— WORK INSTRUCTIONS —
Type out the material below exactly.

───── MATERIAL FOR THIS EXERCISE ─────

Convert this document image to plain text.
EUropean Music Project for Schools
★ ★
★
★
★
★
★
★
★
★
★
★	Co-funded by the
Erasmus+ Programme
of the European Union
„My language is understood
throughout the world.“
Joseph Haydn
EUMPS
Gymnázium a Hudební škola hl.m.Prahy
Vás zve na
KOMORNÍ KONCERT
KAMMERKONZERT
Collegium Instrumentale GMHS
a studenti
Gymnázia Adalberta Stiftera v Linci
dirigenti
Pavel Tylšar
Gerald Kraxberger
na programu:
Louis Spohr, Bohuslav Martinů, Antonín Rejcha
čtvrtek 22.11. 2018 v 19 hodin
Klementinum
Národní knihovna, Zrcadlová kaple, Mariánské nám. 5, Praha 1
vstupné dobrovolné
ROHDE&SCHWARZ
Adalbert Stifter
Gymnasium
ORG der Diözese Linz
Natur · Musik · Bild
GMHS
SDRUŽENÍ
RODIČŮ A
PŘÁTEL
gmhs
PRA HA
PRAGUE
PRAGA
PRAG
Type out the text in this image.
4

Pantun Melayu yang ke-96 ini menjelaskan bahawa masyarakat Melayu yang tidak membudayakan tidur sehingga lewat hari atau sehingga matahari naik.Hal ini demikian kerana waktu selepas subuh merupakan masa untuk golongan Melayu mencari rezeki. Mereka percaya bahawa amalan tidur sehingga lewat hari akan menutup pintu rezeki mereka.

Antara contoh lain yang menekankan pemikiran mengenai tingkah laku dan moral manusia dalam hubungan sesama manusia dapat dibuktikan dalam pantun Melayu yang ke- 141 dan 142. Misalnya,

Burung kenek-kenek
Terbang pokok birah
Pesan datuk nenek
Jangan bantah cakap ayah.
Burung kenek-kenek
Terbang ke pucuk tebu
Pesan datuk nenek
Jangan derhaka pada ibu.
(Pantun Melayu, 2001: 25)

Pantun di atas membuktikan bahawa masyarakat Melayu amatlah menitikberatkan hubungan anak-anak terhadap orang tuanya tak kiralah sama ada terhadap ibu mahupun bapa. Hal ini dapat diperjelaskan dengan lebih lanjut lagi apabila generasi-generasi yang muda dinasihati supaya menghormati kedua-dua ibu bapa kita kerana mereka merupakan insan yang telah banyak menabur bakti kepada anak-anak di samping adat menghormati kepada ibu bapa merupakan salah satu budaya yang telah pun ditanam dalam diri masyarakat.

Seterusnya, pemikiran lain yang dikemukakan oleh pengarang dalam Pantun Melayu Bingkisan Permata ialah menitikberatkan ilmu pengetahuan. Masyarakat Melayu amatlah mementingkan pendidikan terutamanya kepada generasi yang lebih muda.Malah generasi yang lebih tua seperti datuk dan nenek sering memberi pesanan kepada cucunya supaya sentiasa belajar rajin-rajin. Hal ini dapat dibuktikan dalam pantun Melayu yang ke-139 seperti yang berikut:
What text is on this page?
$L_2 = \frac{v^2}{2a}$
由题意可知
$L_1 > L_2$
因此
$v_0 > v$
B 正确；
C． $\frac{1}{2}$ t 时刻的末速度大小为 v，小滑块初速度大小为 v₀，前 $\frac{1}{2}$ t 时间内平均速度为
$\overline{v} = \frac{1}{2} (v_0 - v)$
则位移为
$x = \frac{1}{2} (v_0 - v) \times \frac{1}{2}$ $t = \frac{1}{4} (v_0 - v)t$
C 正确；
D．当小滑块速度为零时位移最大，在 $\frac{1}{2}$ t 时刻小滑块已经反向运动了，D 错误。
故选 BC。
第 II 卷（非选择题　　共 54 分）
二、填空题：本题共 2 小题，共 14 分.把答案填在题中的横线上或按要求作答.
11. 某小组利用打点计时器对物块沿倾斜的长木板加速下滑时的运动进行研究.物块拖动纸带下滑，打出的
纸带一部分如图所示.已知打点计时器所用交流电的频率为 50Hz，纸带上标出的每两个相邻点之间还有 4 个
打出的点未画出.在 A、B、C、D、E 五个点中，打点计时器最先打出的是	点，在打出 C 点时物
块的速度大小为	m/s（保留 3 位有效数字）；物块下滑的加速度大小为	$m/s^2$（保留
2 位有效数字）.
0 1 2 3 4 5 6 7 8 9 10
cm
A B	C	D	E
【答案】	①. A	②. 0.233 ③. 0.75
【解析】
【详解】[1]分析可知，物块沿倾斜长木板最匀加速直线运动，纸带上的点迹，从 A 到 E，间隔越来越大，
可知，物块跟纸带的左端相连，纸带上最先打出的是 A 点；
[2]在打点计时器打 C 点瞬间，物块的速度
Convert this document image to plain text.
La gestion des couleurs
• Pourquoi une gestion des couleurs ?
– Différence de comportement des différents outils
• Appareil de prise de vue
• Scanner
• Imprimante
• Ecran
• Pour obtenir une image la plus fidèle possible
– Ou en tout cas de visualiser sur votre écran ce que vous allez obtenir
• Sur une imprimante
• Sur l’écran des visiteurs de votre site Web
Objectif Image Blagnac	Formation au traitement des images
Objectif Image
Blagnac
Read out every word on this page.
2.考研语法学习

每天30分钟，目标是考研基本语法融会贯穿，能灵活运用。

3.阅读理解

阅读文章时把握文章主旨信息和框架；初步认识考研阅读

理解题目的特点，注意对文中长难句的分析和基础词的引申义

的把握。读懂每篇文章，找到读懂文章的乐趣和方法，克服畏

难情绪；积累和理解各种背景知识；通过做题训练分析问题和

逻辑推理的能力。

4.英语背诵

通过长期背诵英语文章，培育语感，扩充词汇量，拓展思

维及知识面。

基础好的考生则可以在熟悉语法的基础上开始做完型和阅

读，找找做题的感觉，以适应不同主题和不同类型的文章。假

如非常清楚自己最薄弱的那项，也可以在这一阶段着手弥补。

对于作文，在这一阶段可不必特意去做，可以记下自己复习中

─────

— EXERCISE SOLUTION —
Convert this document image to plain text.
EUropean Music Project for Schools
★ ★
★
★
★
★
★
★
★
★
★
★	Co-funded by the
Erasmus+ Programme
of the European Union
„My language is understood
throughout the world.“
Joseph Haydn
EUMPS
Gymnázium a Hudební škola hl.m.Prahy
Vás zve na
KOMORNÍ KONCERT
KAMMERKONZERT
Collegium Instrumentale GMHS
a studenti
Gymnázia Adalberta Stiftera v Linci
dirigenti
Pavel Tylšar
Gerald Kraxberger
na programu:
Louis Spohr, Bohuslav Martinů, Antonín Rejcha
čtvrtek 22.11. 2018 v 19 hodin
Klementinum
Národní knihovna, Zrcadlová kaple, Mariánské nám. 5, Praha 1
vstupné dobrovolné
ROHDE&SCHWARZ
Adalbert Stifter
Gymnasium
ORG der Diözese Linz
Natur · Musik · Bild
GMHS
SDRUŽENÍ
RODIČŮ A
PŘÁTEL
gmhs
PRA HA
PRAGUE
PRAGA
PRAG
Type out the text in this image.
4

Pantun Melayu yang ke-96 ini menjelaskan bahawa masyarakat Melayu yang tidak membudayakan tidur sehingga lewat hari atau sehingga matahari naik.Hal ini demikian kerana waktu selepas subuh merupakan masa untuk golongan Melayu mencari rezeki. Mereka percaya bahawa amalan tidur sehingga lewat hari akan menutup pintu rezeki mereka.

Antara contoh lain yang menekankan pemikiran mengenai tingkah laku dan moral manusia dalam hubungan sesama manusia dapat dibuktikan dalam pantun Melayu yang ke- 141 dan 142. Misalnya,

Burung kenek-kenek
Terbang pokok birah
Pesan datuk nenek
Jangan bantah cakap ayah.
Burung kenek-kenek
Terbang ke pucuk tebu
Pesan datuk nenek
Jangan derhaka pada ibu.
(Pantun Melayu, 2001: 25)

Pantun di atas membuktikan bahawa masyarakat Melayu amatlah menitikberatkan hubungan anak-anak terhadap orang tuanya tak kiralah sama ada terhadap ibu mahupun bapa. Hal ini dapat diperjelaskan dengan lebih lanjut lagi apabila generasi-generasi yang muda dinasihati supaya menghormati kedua-dua ibu bapa kita kerana mereka merupakan insan yang telah banyak menabur bakti kepada anak-anak di samping adat menghormati kepada ibu bapa merupakan salah satu budaya yang telah pun ditanam dalam diri masyarakat.

Seterusnya, pemikiran lain yang dikemukakan oleh pengarang dalam Pantun Melayu Bingkisan Permata ialah menitikberatkan ilmu pengetahuan. Masyarakat Melayu amatlah mementingkan pendidikan terutamanya kepada generasi yang lebih muda.Malah generasi yang lebih tua seperti datuk dan nenek sering memberi pesanan kepada cucunya supaya sentiasa belajar rajin-rajin. Hal ini dapat dibuktikan dalam pantun Melayu yang ke-139 seperti yang berikut:
What text is on this page?
$L_2 = \frac{v^2}{2a}$
由题意可知
$L_1 > L_2$
因此
$v_0 > v$
B 正确；
C． $\frac{1}{2}$ t 时刻的末速度大小为 v，小滑块初速度大小为 v₀，前 $\frac{1}{2}$ t 时间内平均速度为
$\overline{v} = \frac{1}{2} (v_0 - v)$
则位移为
$x = \frac{1}{2} (v_0 - v) \times \frac{1}{2}$ $t = \frac{1}{4} (v_0 - v)t$
C 正确；
D．当小滑块速度为零时位移最大，在 $\frac{1}{2}$ t 时刻小滑块已经反向运动了，D 错误。
故选 BC。
第 II 卷（非选择题　　共 54 分）
二、填空题：本题共 2 小题，共 14 分.把答案填在题中的横线上或按要求作答.
11. 某小组利用打点计时器对物块沿倾斜的长木板加速下滑时的运动进行研究.物块拖动纸带下滑，打出的
纸带一部分如图所示.已知打点计时器所用交流电的频率为 50Hz，纸带上标出的每两个相邻点之间还有 4 个
打出的点未画出.在 A、B、C、D、E 五个点中，打点计时器最先打出的是	点，在打出 C 点时物
块的速度大小为	m/s（保留 3 位有效数字）；物块下滑的加速度大小为	$m/s^2$（保留
2 位有效数字）.
0 1 2 3 4 5 6 7 8 9 10
cm
A B	C	D	E
【答案】	①. A	②. 0.233 ③. 0.75
【解析】
【详解】[1]分析可知，物块沿倾斜长木板最匀加速直线运动，纸带上的点迹，从 A 到 E，间隔越来越大，
可知，物块跟纸带的左端相连，纸带上最先打出的是 A 点；
[2]在打点计时器打 C 点瞬间，物块的速度
Convert this document image to plain text.
La gestion des couleurs
• Pourquoi une gestion des couleurs ?
– Différence de comportement des différents outils
• Appareil de prise de vue
• Scanner
• Imprimante
• Ecran
• Pour obtenir une image la plus fidèle possible
– Ou en tout cas de visualiser sur votre écran ce que vous allez obtenir
• Sur une imprimante
• Sur l’écran des visiteurs de votre site Web
Objectif Image Blagnac	Formation au traitement des images
Objectif Image
Blagnac
Read out every word on this page.
2.考研语法学习

每天30分钟，目标是考研基本语法融会贯穿，能灵活运用。

3.阅读理解

阅读文章时把握文章主旨信息和框架；初步认识考研阅读

理解题目的特点，注意对文中长难句的分析和基础词的引申义

的把握。读懂每篇文章，找到读懂文章的乐趣和方法，克服畏

难情绪；积累和理解各种背景知识；通过做题训练分析问题和

逻辑推理的能力。

4.英语背诵

通过长期背诵英语文章，培育语感，扩充词汇量，拓展思

维及知识面。

基础好的考生则可以在熟悉语法的基础上开始做完型和阅

读，找找做题的感觉，以适应不同主题和不同类型的文章。假

如非常清楚自己最薄弱的那项，也可以在这一阶段着手弥补。

对于作文，在这一阶段可不必特意去做，可以记下自己复习中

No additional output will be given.